◆ **Directive**
Output each entry verbatim and exclude every picture from it.
========
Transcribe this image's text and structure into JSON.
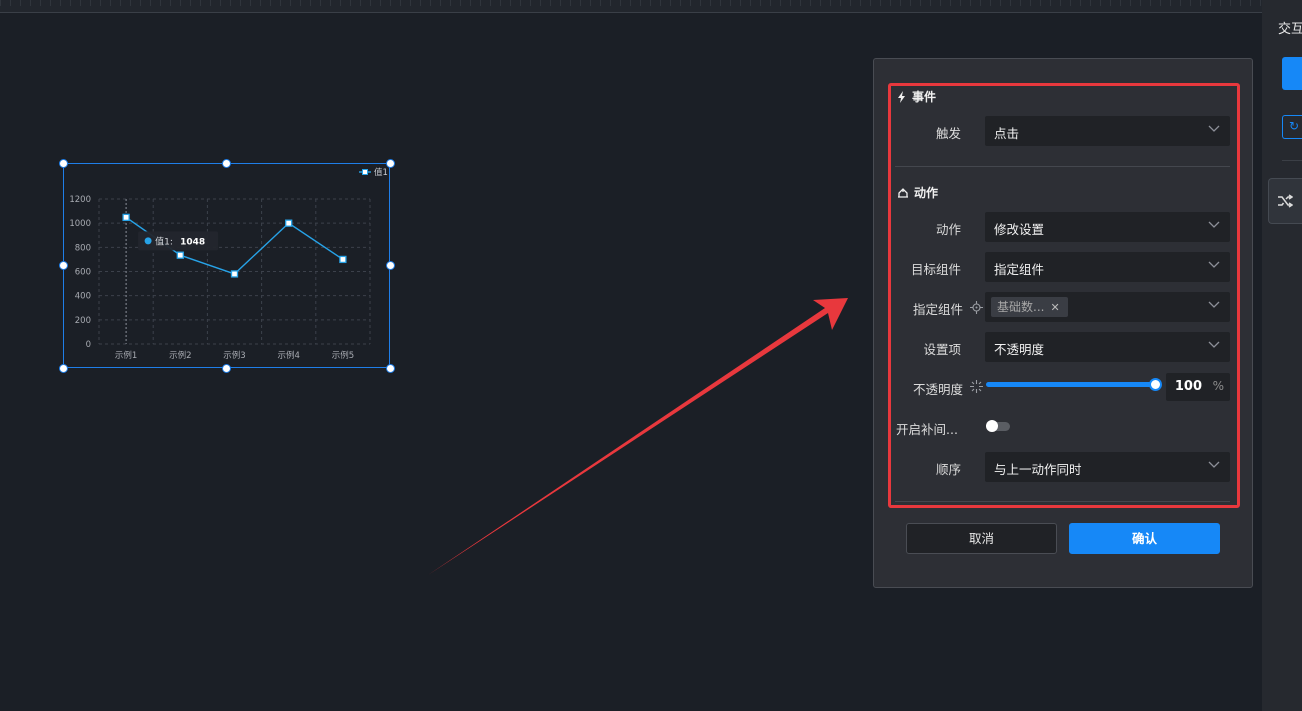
{
  "right_panel": {
    "tab_label": "交互"
  },
  "chart_data": {
    "type": "line",
    "categories": [
      "示例1",
      "示例2",
      "示例3",
      "示例4",
      "示例5"
    ],
    "series": [
      {
        "name": "值1",
        "values": [
          1048,
          735,
          580,
          1000,
          700
        ],
        "color": "#27a3e8"
      }
    ],
    "y_ticks": [
      "1200",
      "1000",
      "800",
      "600",
      "400",
      "200",
      "0"
    ],
    "ylim": [
      0,
      1200
    ],
    "grid": true,
    "legend": "top-right",
    "tooltip": {
      "label": "值1:",
      "value": "1048"
    }
  },
  "dialog": {
    "event_section": {
      "title": "事件",
      "trigger": {
        "label": "触发",
        "value": "点击"
      }
    },
    "action_section": {
      "title": "动作",
      "action": {
        "label": "动作",
        "value": "修改设置"
      },
      "target": {
        "label": "目标组件",
        "value": "指定组件"
      },
      "specified": {
        "label": "指定组件",
        "tag": "基础数..."
      },
      "setting": {
        "label": "设置项",
        "value": "不透明度"
      },
      "opacity": {
        "label": "不透明度",
        "value": "100",
        "unit": "%",
        "level": 1.0
      },
      "tween": {
        "label": "开启补间...",
        "enabled": false
      },
      "order": {
        "label": "顺序",
        "value": "与上一动作同时"
      }
    },
    "cancel_label": "取消",
    "confirm_label": "确认"
  },
  "colors": {
    "accent": "#1688f7",
    "highlight_box": "#e8383d",
    "line": "#27a3e8"
  },
  "icons": [
    "lightning-icon",
    "action-icon",
    "chevron-down-icon",
    "target-icon",
    "sparkle-icon",
    "shuffle-icon",
    "rotate-icon"
  ]
}
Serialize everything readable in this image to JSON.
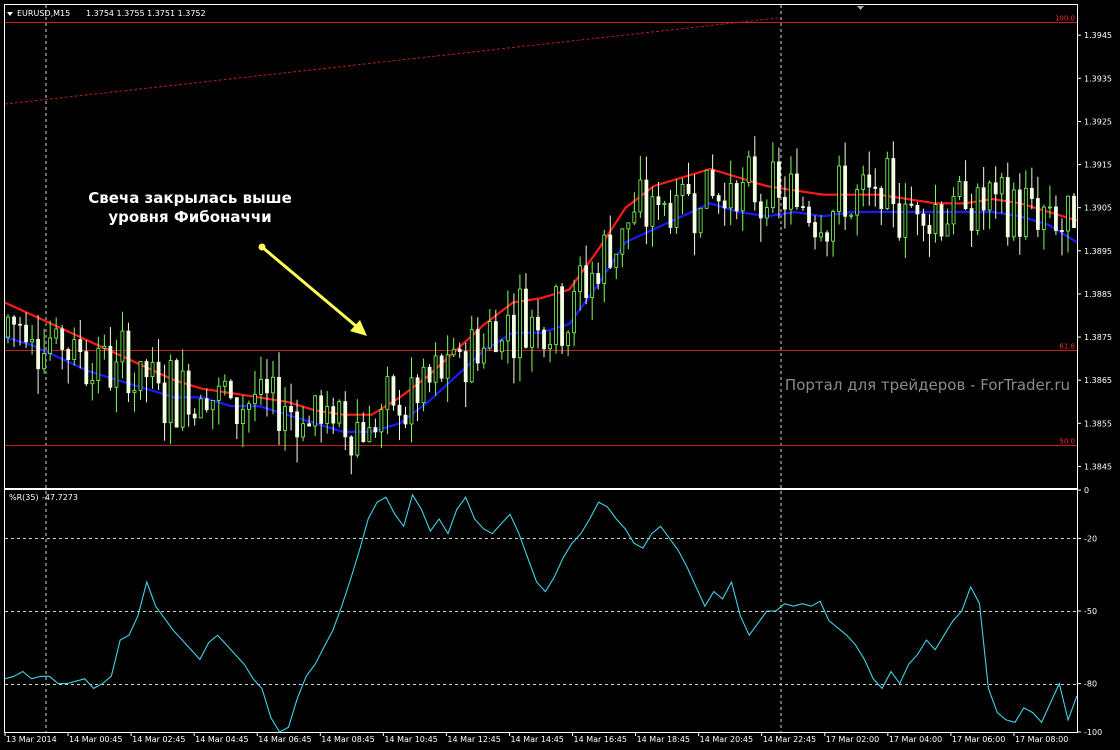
{
  "header": {
    "symbol": "EURUSD,M15",
    "ohlc": "1.3754 1.3755 1.3751 1.3752"
  },
  "indicator_header": {
    "name": "%R(35)",
    "value": "-47.7273"
  },
  "annotation": {
    "line1": "Свеча закрылась выше",
    "line2": "уровня Фибоначчи"
  },
  "watermark": "Портал для трейдеров - ForTrader.ru",
  "colors": {
    "background": "#000000",
    "candle_up": "#7fff5c",
    "candle_down": "#f2ffe0",
    "ma_fast": "#ff1a1a",
    "ma_slow": "#1a1aff",
    "fib_lines": "#c81e1e",
    "wpr_line": "#3fd2e8",
    "arrow": "#ffff55"
  },
  "chart_data": [
    {
      "type": "candlestick",
      "symbol": "EURUSD",
      "timeframe": "M15",
      "ylim": [
        1.384,
        1.3952
      ],
      "y_ticks": [
        "1.3945",
        "1.3935",
        "1.3925",
        "1.3915",
        "1.3905",
        "1.3895",
        "1.3885",
        "1.3875",
        "1.3865",
        "1.3855",
        "1.3845"
      ],
      "x_ticks": [
        "13 Mar 2014",
        "14 Mar 00:45",
        "14 Mar 02:45",
        "14 Mar 04:45",
        "14 Mar 06:45",
        "14 Mar 08:45",
        "14 Mar 10:45",
        "14 Mar 12:45",
        "14 Mar 14:45",
        "14 Mar 16:45",
        "14 Mar 18:45",
        "14 Mar 20:45",
        "14 Mar 22:45",
        "17 Mar 02:00",
        "17 Mar 04:00",
        "17 Mar 06:00",
        "17 Mar 08:00"
      ],
      "fib_levels": [
        {
          "label": "100.0",
          "price": 1.3948
        },
        {
          "label": "61.8",
          "price": 1.3872
        },
        {
          "label": "50.0",
          "price": 1.385
        }
      ],
      "ma_fast": [
        1.3883,
        1.388,
        1.3877,
        1.3874,
        1.3871,
        1.3868,
        1.3865,
        1.3863,
        1.3862,
        1.3861,
        1.386,
        1.3858,
        1.3857,
        1.3857,
        1.3861,
        1.3866,
        1.3872,
        1.3878,
        1.3883,
        1.3884,
        1.3886,
        1.3895,
        1.3905,
        1.391,
        1.3912,
        1.3914,
        1.3912,
        1.391,
        1.3909,
        1.3908,
        1.3908,
        1.3908,
        1.3907,
        1.3906,
        1.3906,
        1.3907,
        1.3906,
        1.3904,
        1.3902
      ],
      "ma_slow": [
        1.3875,
        1.3873,
        1.387,
        1.3867,
        1.3865,
        1.3863,
        1.3861,
        1.3861,
        1.3859,
        1.3859,
        1.3857,
        1.3855,
        1.3853,
        1.3853,
        1.3855,
        1.386,
        1.3866,
        1.3872,
        1.3876,
        1.3876,
        1.3878,
        1.3887,
        1.3897,
        1.39,
        1.3903,
        1.3906,
        1.3904,
        1.3903,
        1.3904,
        1.3903,
        1.3904,
        1.3904,
        1.3904,
        1.3904,
        1.3904,
        1.3904,
        1.3903,
        1.3901,
        1.3897
      ]
    },
    {
      "type": "line",
      "name": "%R(35)",
      "ylim": [
        -100,
        0
      ],
      "y_ticks": [
        "0",
        "-20",
        "-50",
        "-80",
        "-100"
      ],
      "levels": [
        -20,
        -50,
        -80
      ],
      "values": [
        -78,
        -77,
        -75,
        -78,
        -77,
        -77,
        -80,
        -80,
        -79,
        -78,
        -82,
        -80,
        -77,
        -62,
        -60,
        -52,
        -38,
        -48,
        -53,
        -58,
        -62,
        -66,
        -70,
        -63,
        -60,
        -64,
        -68,
        -72,
        -78,
        -82,
        -94,
        -100,
        -98,
        -86,
        -77,
        -72,
        -65,
        -58,
        -48,
        -37,
        -25,
        -12,
        -5,
        -3,
        -10,
        -15,
        -2,
        -8,
        -17,
        -12,
        -18,
        -8,
        -3,
        -12,
        -16,
        -18,
        -14,
        -10,
        -18,
        -28,
        -38,
        -42,
        -36,
        -28,
        -22,
        -18,
        -12,
        -5,
        -7,
        -12,
        -16,
        -22,
        -24,
        -18,
        -15,
        -20,
        -25,
        -32,
        -40,
        -48,
        -42,
        -45,
        -38,
        -52,
        -60,
        -55,
        -50,
        -50,
        -47,
        -48,
        -47,
        -48,
        -46,
        -54,
        -57,
        -60,
        -64,
        -70,
        -78,
        -82,
        -75,
        -80,
        -72,
        -68,
        -62,
        -66,
        -60,
        -54,
        -50,
        -40,
        -47,
        -82,
        -92,
        -95,
        -96,
        -90,
        -92,
        -96,
        -88,
        -80,
        -95,
        -85
      ]
    }
  ]
}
========
◆ **Solution to the exercise**
Transcribe this image's text and structure into JSON.
{
  "right_panel": {
    "tab_label": "交互"
  },
  "chart_data": {
    "type": "line",
    "categories": [
      "示例1",
      "示例2",
      "示例3",
      "示例4",
      "示例5"
    ],
    "series": [
      {
        "name": "值1",
        "values": [
          1048,
          735,
          580,
          1000,
          700
        ],
        "color": "#27a3e8"
      }
    ],
    "y_ticks": [
      "1200",
      "1000",
      "800",
      "600",
      "400",
      "200",
      "0"
    ],
    "ylim": [
      0,
      1200
    ],
    "grid": true,
    "legend": "top-right",
    "tooltip": {
      "label": "值1:",
      "value": "1048"
    }
  },
  "dialog": {
    "event_section": {
      "title": "事件",
      "trigger": {
        "label": "触发",
        "value": "点击"
      }
    },
    "action_section": {
      "title": "动作",
      "action": {
        "label": "动作",
        "value": "修改设置"
      },
      "target": {
        "label": "目标组件",
        "value": "指定组件"
      },
      "specified": {
        "label": "指定组件",
        "tag": "基础数..."
      },
      "setting": {
        "label": "设置项",
        "value": "不透明度"
      },
      "opacity": {
        "label": "不透明度",
        "value": "100",
        "unit": "%",
        "level": 1.0
      },
      "tween": {
        "label": "开启补间...",
        "enabled": false
      },
      "order": {
        "label": "顺序",
        "value": "与上一动作同时"
      }
    },
    "cancel_label": "取消",
    "confirm_label": "确认"
  },
  "colors": {
    "accent": "#1688f7",
    "highlight_box": "#e8383d",
    "line": "#27a3e8"
  },
  "icons": [
    "lightning-icon",
    "action-icon",
    "chevron-down-icon",
    "target-icon",
    "sparkle-icon",
    "shuffle-icon",
    "rotate-icon"
  ]
}
Serialize everything readable in this image to JSON.
{
  "header": {
    "symbol": "EURUSD,M15",
    "ohlc": "1.3754 1.3755 1.3751 1.3752"
  },
  "indicator_header": {
    "name": "%R(35)",
    "value": "-47.7273"
  },
  "annotation": {
    "line1": "Свеча закрылась выше",
    "line2": "уровня Фибоначчи"
  },
  "watermark": "Портал для трейдеров - ForTrader.ru",
  "colors": {
    "background": "#000000",
    "candle_up": "#7fff5c",
    "candle_down": "#f2ffe0",
    "ma_fast": "#ff1a1a",
    "ma_slow": "#1a1aff",
    "fib_lines": "#c81e1e",
    "wpr_line": "#3fd2e8",
    "arrow": "#ffff55"
  },
  "chart_data": [
    {
      "type": "candlestick",
      "symbol": "EURUSD",
      "timeframe": "M15",
      "ylim": [
        1.384,
        1.3952
      ],
      "y_ticks": [
        "1.3945",
        "1.3935",
        "1.3925",
        "1.3915",
        "1.3905",
        "1.3895",
        "1.3885",
        "1.3875",
        "1.3865",
        "1.3855",
        "1.3845"
      ],
      "x_ticks": [
        "13 Mar 2014",
        "14 Mar 00:45",
        "14 Mar 02:45",
        "14 Mar 04:45",
        "14 Mar 06:45",
        "14 Mar 08:45",
        "14 Mar 10:45",
        "14 Mar 12:45",
        "14 Mar 14:45",
        "14 Mar 16:45",
        "14 Mar 18:45",
        "14 Mar 20:45",
        "14 Mar 22:45",
        "17 Mar 02:00",
        "17 Mar 04:00",
        "17 Mar 06:00",
        "17 Mar 08:00"
      ],
      "fib_levels": [
        {
          "label": "100.0",
          "price": 1.3948
        },
        {
          "label": "61.8",
          "price": 1.3872
        },
        {
          "label": "50.0",
          "price": 1.385
        }
      ],
      "ma_fast": [
        1.3883,
        1.388,
        1.3877,
        1.3874,
        1.3871,
        1.3868,
        1.3865,
        1.3863,
        1.3862,
        1.3861,
        1.386,
        1.3858,
        1.3857,
        1.3857,
        1.3861,
        1.3866,
        1.3872,
        1.3878,
        1.3883,
        1.3884,
        1.3886,
        1.3895,
        1.3905,
        1.391,
        1.3912,
        1.3914,
        1.3912,
        1.391,
        1.3909,
        1.3908,
        1.3908,
        1.3908,
        1.3907,
        1.3906,
        1.3906,
        1.3907,
        1.3906,
        1.3904,
        1.3902
      ],
      "ma_slow": [
        1.3875,
        1.3873,
        1.387,
        1.3867,
        1.3865,
        1.3863,
        1.3861,
        1.3861,
        1.3859,
        1.3859,
        1.3857,
        1.3855,
        1.3853,
        1.3853,
        1.3855,
        1.386,
        1.3866,
        1.3872,
        1.3876,
        1.3876,
        1.3878,
        1.3887,
        1.3897,
        1.39,
        1.3903,
        1.3906,
        1.3904,
        1.3903,
        1.3904,
        1.3903,
        1.3904,
        1.3904,
        1.3904,
        1.3904,
        1.3904,
        1.3904,
        1.3903,
        1.3901,
        1.3897
      ]
    },
    {
      "type": "line",
      "name": "%R(35)",
      "ylim": [
        -100,
        0
      ],
      "y_ticks": [
        "0",
        "-20",
        "-50",
        "-80",
        "-100"
      ],
      "levels": [
        -20,
        -50,
        -80
      ],
      "values": [
        -78,
        -77,
        -75,
        -78,
        -77,
        -77,
        -80,
        -80,
        -79,
        -78,
        -82,
        -80,
        -77,
        -62,
        -60,
        -52,
        -38,
        -48,
        -53,
        -58,
        -62,
        -66,
        -70,
        -63,
        -60,
        -64,
        -68,
        -72,
        -78,
        -82,
        -94,
        -100,
        -98,
        -86,
        -77,
        -72,
        -65,
        -58,
        -48,
        -37,
        -25,
        -12,
        -5,
        -3,
        -10,
        -15,
        -2,
        -8,
        -17,
        -12,
        -18,
        -8,
        -3,
        -12,
        -16,
        -18,
        -14,
        -10,
        -18,
        -28,
        -38,
        -42,
        -36,
        -28,
        -22,
        -18,
        -12,
        -5,
        -7,
        -12,
        -16,
        -22,
        -24,
        -18,
        -15,
        -20,
        -25,
        -32,
        -40,
        -48,
        -42,
        -45,
        -38,
        -52,
        -60,
        -55,
        -50,
        -50,
        -47,
        -48,
        -47,
        -48,
        -46,
        -54,
        -57,
        -60,
        -64,
        -70,
        -78,
        -82,
        -75,
        -80,
        -72,
        -68,
        -62,
        -66,
        -60,
        -54,
        -50,
        -40,
        -47,
        -82,
        -92,
        -95,
        -96,
        -90,
        -92,
        -96,
        -88,
        -80,
        -95,
        -85
      ]
    }
  ]
}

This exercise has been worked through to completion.